Tell how many lines in the data below hold the string "CHEMISTRY"; give nothing but the number.

MATERIAL PROVIDED:

* BEGIN *

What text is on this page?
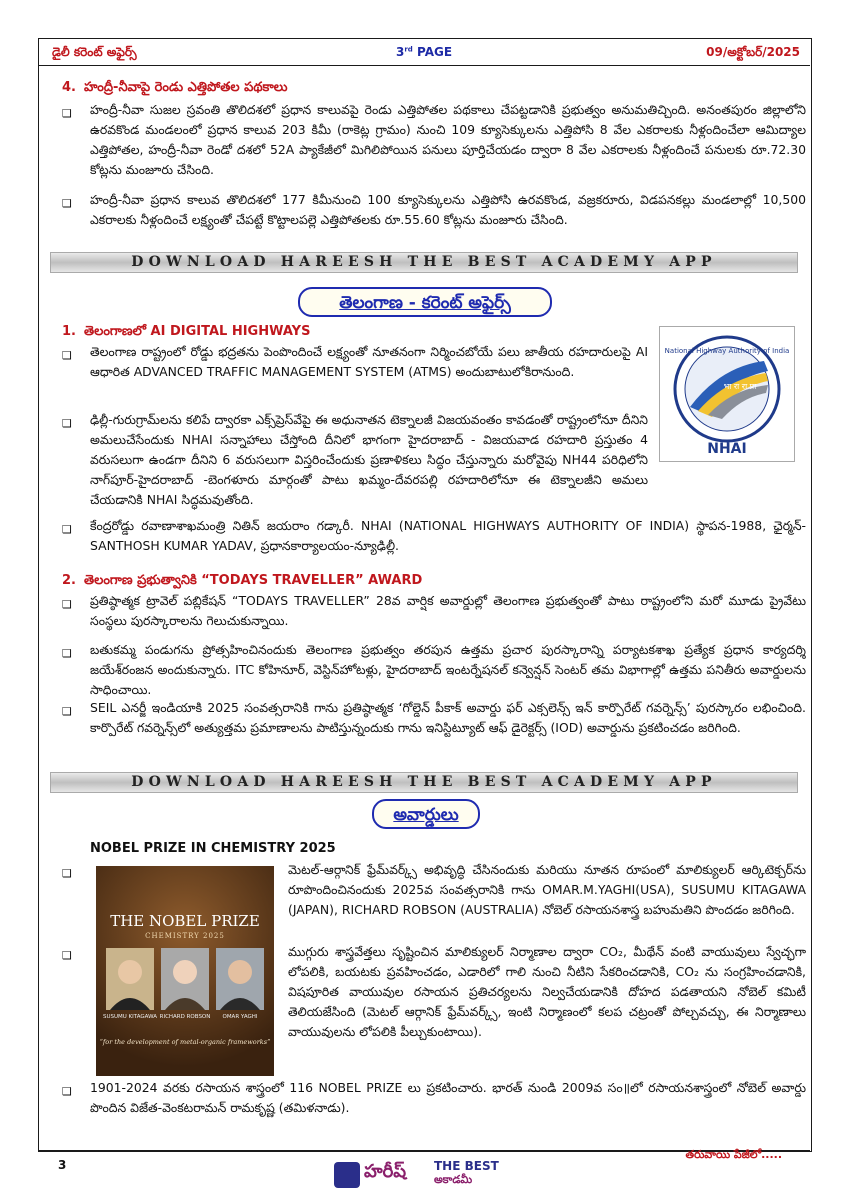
డైలీ కరెంట్ అఫైర్స్	3rd PAGE	09/అక్టోబర్/2025
4. హంద్రీ-నీవాపై రెండు ఎత్తిపోతల పథకాలు
❑
హంద్రీ-నీవా సుజల స్రవంతి తొలిదశలో ప్రధాన కాలువపై రెండు ఎత్తిపోతల పథకాలు చేపట్టడానికి ప్రభుత్వం అనుమతిచ్చింది. అనంతపురం జిల్లాలోని ఉరవకొండ మండలంలో ప్రధాన కాలువ 203 కిమీ (రాకెట్ల గ్రామం) నుంచి 109 క్యూసెక్కులను ఎత్తిపోసి 8 వేల ఎకరాలకు నీళ్లందించేలా ఆమిద్యాల ఎత్తిపోతల, హంద్రీ-నీవా రెండో దశలో 52A ప్యాకేజీలో మిగిలిపోయిన పనులు పూర్తిచేయడం ద్వారా 8 వేల ఎకరాలకు నీళ్లందించే పనులకు రూ.72.30 కోట్లను మంజూరు చేసింది.
❑
హంద్రీ-నీవా ప్రధాన కాలువ తొలిదశలో 177 కిమీనుంచి 100 క్యూసెక్కులను ఎత్తిపోసి ఉరవకొండ, వజ్రకరూరు, విడపనకల్లు మండలాల్లో 10,500 ఎకరాలకు నీళ్లందించే లక్ష్యంతో చేపట్టే కొట్టాలపల్లె ఎత్తిపోతలకు రూ.55.60 కోట్లను మంజూరు చేసింది.
DOWNLOAD HAREESH THE BEST ACADEMY APP
తెలంగాణ - కరెంట్ అఫైర్స్
1. తెలంగాణలో AI DIGITAL HIGHWAYS
❑
తెలంగాణ రాష్ట్రంలో రోడ్డు భద్రతను పెంపొందించే లక్ష్యంతో నూతనంగా నిర్మించబోయే పలు జాతీయ రహదారులపై AI ఆధారిత ADVANCED TRAFFIC MANAGEMENT SYSTEM (ATMS) అందుబాటులోకిరానుంది.
❑
ఢిల్లీ-గురుగ్రామ్‌లను కలిపే ద్వారకా ఎక్స్‌ప్రెస్‌వేపై ఈ అధునాతన టెక్నాలజీ విజయవంతం కావడంతో రాష్ట్రంలోనూ దీనిని అమలుచేసేందుకు NHAI సన్నాహాలు చేస్తోంది దీనిలో భాగంగా హైదరాబాద్ - విజయవాడ రహదారి ప్రస్తుతం 4 వరుసలుగా ఉండగా దీనిని 6 వరుసలుగా విస్తరించేందుకు ప్రణాళికలు సిద్ధం చేస్తున్నారు మరోవైపు NH44 పరిధిలోని నాగ్‌పూర్-హైదరాబాద్ -బెంగళూరు మార్గంతో పాటు ఖమ్మం-దేవరపల్లి రహదారిలోనూ ఈ టెక్నాలజీని అమలు చేయడానికి NHAI సిద్ధమవుతోంది.
❑
కేంద్రరోడ్డు రవాణాశాఖమంత్రి నితిన్ జయరాం గడ్కారీ. NHAI (NATIONAL HIGHWAYS AUTHORITY OF INDIA) స్థాపన-1988, ఛైర్మన్-SANTHOSH KUMAR YADAV, ప్రధానకార్యాలయం-న్యూఢిల్లీ.
National Highway Authority of India
भा रा रा प्रा
NHAI
2. తెలంగాణ ప్రభుత్వానికి “TODAYS TRAVELLER” AWARD
❑
ప్రతిష్ఠాత్మక ట్రావెల్ పబ్లికేషన్ “TODAYS TRAVELLER” 28వ వార్షిక అవార్డుల్లో తెలంగాణ ప్రభుత్వంతో పాటు రాష్ట్రంలోని మరో మూడు ప్రైవేటు సంస్థలు పురస్కారాలను గెలుచుకున్నాయి.
❑
బతుకమ్మ పండుగను ప్రోత్సహించినందుకు తెలంగాణ ప్రభుత్వం తరపున ఉత్తమ ప్రచార పురస్కారాన్ని పర్యాటకశాఖ ప్రత్యేక ప్రధాన కార్యదర్శి జయేశ్‌రంజన అందుకున్నారు. ITC కోహినూర్, వెస్టిన్‌హోటళ్లు, హైదరాబాద్ ఇంటర్నేషనల్ కన్వెన్షన్ సెంటర్ తమ విభాగాల్లో ఉత్తమ పనితీరు అవార్డులను సాధించాయి.
❑
SEIL ఎనర్జీ ఇండియాకి 2025 సంవత్సరానికి గాను ప్రతిష్ఠాత్మక ‘గోల్డెన్ పీకాక్ అవార్డు ఫర్ ఎక్సలెన్స్ ఇన్ కార్పొరేట్ గవర్నెన్స్’ పురస్కారం లభించింది. కార్పొరేట్ గవర్నెన్స్‌లో అత్యుత్తమ ప్రమాణాలను పాటిస్తున్నందుకు గాను ఇనిస్టిట్యూట్ ఆఫ్ డైరెక్టర్స్ (IOD) అవార్డును ప్రకటించడం జరిగింది.
DOWNLOAD HAREESH THE BEST ACADEMY APP
అవార్డులు
NOBEL PRIZE IN CHEMISTRY 2025
❑
మెటల్-ఆర్గానిక్ ఫ్రేమ్‌వర్క్స్ అభివృద్ధి చేసినందుకు మరియు నూతన రూపంలో మాలిక్యులర్ ఆర్కిటెక్చర్‌ను రూపొందించినందుకు 2025వ సంవత్సరానికి గాను OMAR.M.YAGHI(USA), SUSUMU KITAGAWA (JAPAN), RICHARD ROBSON (AUSTRALIA) నోబెల్ రసాయనశాస్త్ర బహుమతిని పొందడం జరిగింది.
❑
ముగ్గురు శాస్త్రవేత్తలు సృష్టించిన మాలిక్యులర్ నిర్మాణాల ద్వారా CO₂, మీథేన్ వంటి వాయువులు స్వేచ్ఛగా లోపలికి, బయటకు ప్రవహించడం, ఎడారిలో గాలి నుంచి నీటిని సేకరించడానికి, CO₂ ను సంగ్రహించడానికి, విషపూరిత వాయువుల రసాయన ప్రతిచర్యలను నిల్వచేయడానికి దోహద పడతాయని నోబెల్ కమిటీ తెలియజేసింది (మెటల్ ఆర్గానిక్ ఫ్రేమ్‌వర్క్స్, ఇంటి నిర్మాణంలో కలప చట్రంతో పోల్చవచ్చు, ఈ నిర్మాణాలు వాయువులను లోపలికి పీల్చుకుంటాయి).
❑
1901-2024 వరకు రసాయన శాస్త్రంలో 116 NOBEL PRIZE లు ప్రకటించారు. భారత్ నుండి 2009వ సం॥లో రసాయనశాస్త్రంలో నోబెల్ అవార్డు పొందిన విజేత-వెంకటరామన్ రామకృష్ణ (తమిళనాడు).
THE NOBEL PRIZE
CHEMISTRY 2025
SUSUMU KITAGAWA RICHARD ROBSON	OMAR YAGHI
“for the development of metal-organic frameworks”
3
తరువాయి పేజీలో.....
హరీష్ THE BEST
అకాడమీ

* END *

TASK SOLUTION:
2